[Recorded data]
** start **

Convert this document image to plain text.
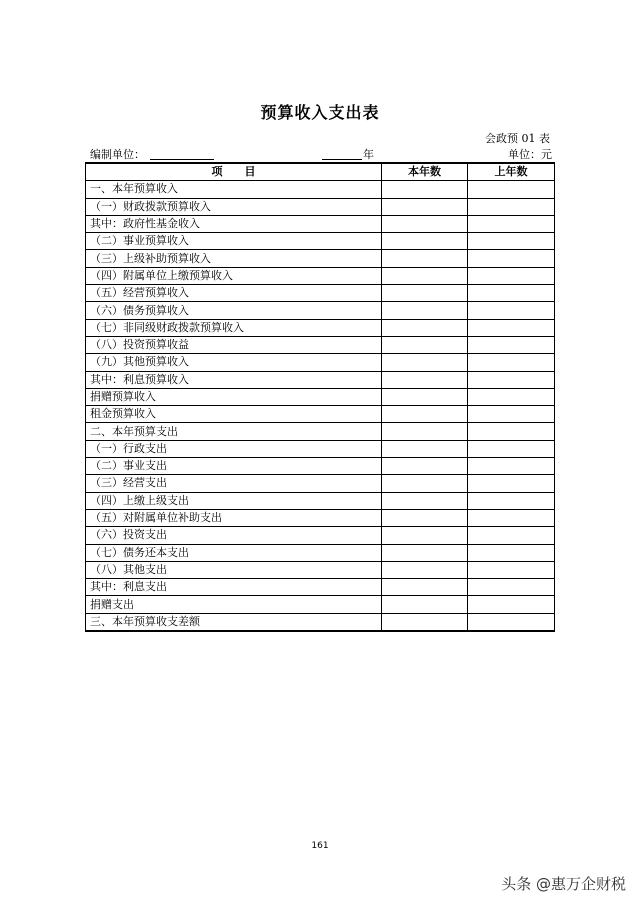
预算收入支出表
会政预 01 表
编制单位：	年	单位：元
项　　目	本年数	上年数
一、本年预算收入		
（一）财政拨款预算收入		
其中：政府性基金收入		
（二）事业预算收入		
（三）上级补助预算收入		
（四）附属单位上缴预算收入		
（五）经营预算收入		
（六）债务预算收入		
（七）非同级财政拨款预算收入		
（八）投资预算收益		
（九）其他预算收入		
其中：利息预算收入		
捐赠预算收入		
租金预算收入		
二、本年预算支出		
（一）行政支出		
（二）事业支出		
（三）经营支出		
（四）上缴上级支出		
（五）对附属单位补助支出		
（六）投资支出		
（七）债务还本支出		
（八）其他支出		
其中：利息支出		
捐赠支出		
三、本年预算收支差额		
161
头条 @惠万企财税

** end **

Drop the images and repeat the data exactly.

Convert this document image to plain text.
预算收入支出表
会政预 01 表
编制单位：	年	单位：元
项　　目	本年数	上年数
一、本年预算收入		
（一）财政拨款预算收入		
其中：政府性基金收入		
（二）事业预算收入		
（三）上级补助预算收入		
（四）附属单位上缴预算收入		
（五）经营预算收入		
（六）债务预算收入		
（七）非同级财政拨款预算收入		
（八）投资预算收益		
（九）其他预算收入		
其中：利息预算收入		
捐赠预算收入		
租金预算收入		
二、本年预算支出		
（一）行政支出		
（二）事业支出		
（三）经营支出		
（四）上缴上级支出		
（五）对附属单位补助支出		
（六）投资支出		
（七）债务还本支出		
（八）其他支出		
其中：利息支出		
捐赠支出		
三、本年预算收支差额		
161
头条 @惠万企财税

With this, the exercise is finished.